== Texto fornecido ==

Nota da SEMAD sobre o massacre do povo indígena de Wajãpi

Secretaria Nacional de Meio Ambiente e Desenvolvimento faz um resgate da contextualização histórica sobre a perseguição aos povos indígenas

Reprodução

Indígenas da aldeia Marirí fugiram para aldeia Aramirã

No último dia 26 cerca de 15 garimpeiros, segundo diversas testemunhas, invadiram a aldeia de Mariri, no Amapá, ferindo indígenas e assassinando o cacique Emyra Wajãpi. No mês de fevereiro uma liderança dos Tucano foi morta com cinco tiros, os suspeitos estão livres e nenhuma investigação foi aberta. Nesse mês mais uma casa de reza Guarani-Kaiowa, no Mato Grosso do Sul, foi queimada. Acirramento dos conflitos segue crescente entre os povos pataxós, guajajaras, entre os indígenas isolados. Aldeias contnuam sendo invadidas e as demarcações de terras indígenas totalmente paralisadas.

O que está por trás de tanto ódio? O que vem legitimando tantas ações bárbaras contra os povos indígenas do Brasil?

===
== Dados listados ==

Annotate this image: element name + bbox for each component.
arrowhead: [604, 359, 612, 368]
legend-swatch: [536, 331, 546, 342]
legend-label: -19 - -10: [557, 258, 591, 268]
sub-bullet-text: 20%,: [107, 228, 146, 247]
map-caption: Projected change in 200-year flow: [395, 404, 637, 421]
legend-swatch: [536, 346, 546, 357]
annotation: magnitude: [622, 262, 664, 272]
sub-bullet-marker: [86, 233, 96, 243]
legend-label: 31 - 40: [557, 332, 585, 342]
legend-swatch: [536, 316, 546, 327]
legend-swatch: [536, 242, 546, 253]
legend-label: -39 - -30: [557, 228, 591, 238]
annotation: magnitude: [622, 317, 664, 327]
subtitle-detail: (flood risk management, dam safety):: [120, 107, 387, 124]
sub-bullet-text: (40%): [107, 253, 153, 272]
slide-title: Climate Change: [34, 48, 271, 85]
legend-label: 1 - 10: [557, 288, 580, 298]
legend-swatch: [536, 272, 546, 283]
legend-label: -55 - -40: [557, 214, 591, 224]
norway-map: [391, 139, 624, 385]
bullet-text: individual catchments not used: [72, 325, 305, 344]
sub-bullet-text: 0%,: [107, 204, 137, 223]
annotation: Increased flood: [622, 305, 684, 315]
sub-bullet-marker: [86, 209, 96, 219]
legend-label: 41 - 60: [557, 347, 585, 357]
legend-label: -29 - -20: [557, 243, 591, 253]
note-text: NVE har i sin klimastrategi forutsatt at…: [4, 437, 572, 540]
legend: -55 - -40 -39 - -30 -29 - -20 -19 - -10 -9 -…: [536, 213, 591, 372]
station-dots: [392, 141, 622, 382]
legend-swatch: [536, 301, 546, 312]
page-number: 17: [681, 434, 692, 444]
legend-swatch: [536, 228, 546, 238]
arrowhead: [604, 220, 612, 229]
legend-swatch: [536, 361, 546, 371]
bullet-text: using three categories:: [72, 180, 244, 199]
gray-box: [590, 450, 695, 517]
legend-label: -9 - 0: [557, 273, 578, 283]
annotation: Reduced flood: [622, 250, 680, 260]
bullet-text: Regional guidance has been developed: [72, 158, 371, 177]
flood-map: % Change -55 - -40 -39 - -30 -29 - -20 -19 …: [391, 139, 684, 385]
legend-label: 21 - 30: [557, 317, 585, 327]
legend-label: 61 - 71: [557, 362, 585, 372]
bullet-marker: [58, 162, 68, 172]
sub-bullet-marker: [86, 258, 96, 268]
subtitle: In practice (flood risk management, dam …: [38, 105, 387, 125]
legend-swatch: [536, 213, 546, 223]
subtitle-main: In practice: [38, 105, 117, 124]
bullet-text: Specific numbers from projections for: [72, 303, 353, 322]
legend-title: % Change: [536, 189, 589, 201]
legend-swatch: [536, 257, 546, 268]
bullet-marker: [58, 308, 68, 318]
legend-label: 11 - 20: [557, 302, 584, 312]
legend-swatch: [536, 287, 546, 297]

===

O que fazer:
a. Responda com base na nota da SEMAD sobre o massacre Wajãpi:
(i) Segundo as testemunhas, quantos garimpeiros invadiram a aldeia de Mariri?
(ii) Com quantos tiros foi morta a liderança dos Tucano em fevereiro?
(iii) Para qual aldeia fugiram os indígenas da aldeia Marirí?
b. Na nota da SEMAD, transforme em lista o parágrafo que começa com "No último dia 26" e mantenha os fatos principais.
c. Retome a nota sobre o massacre do povo Wajãpi a partir de sua última frase.
Os dados têm outra origem.

Respostas por tarefa:
a.
(i) Cerca de 15.
(ii) Cinco.
(iii) Para a aldeia Aramirã.

b.
- No dia 26, cerca de 15 garimpeiros, segundo testemunhas, invadiram a aldeia de Mariri, no Amapá. Feriram indígenas e assassinaram o cacique Emyra Wajãpi.
- Em fevereiro, uma liderança dos Tucano foi morta com cinco tiros. Os suspeitos estão livres e nenhuma investigação foi aberta.
- Neste mês, mais uma casa de reza Guarani-Kaiowa foi queimada no Mato Grosso do Sul.
- Os conflitos seguem crescendo entre pataxós, guajajaras e indígenas isolados.
- Aldeias continuam sendo invadidas, e as demarcações de terras indígenas estão totalmente paralisadas.

c.
Com toda segurança, podemos afirmar que não só o discurso de ódio promovido por Bolsonaro desde antes do início da campanha presidencial, mas, também, pelas práticas de seu governo orientadas para o geno/etnocidio dos povos indígenas que atacam diretamente todos os direitos conquistados desde a Constituição Federal de 1988.

E por que os povos indígenas são alvo tão importante para o governo Bolsonaro?

Para entender, precisamos retomar o histórico de formação do Estado brasileiro, que permitiu políticas contra os povos indígenas como regra de formação dessa Nação, prática sustentada até hoje e que se fortalece quando um governo de extrema-direita assume o comando.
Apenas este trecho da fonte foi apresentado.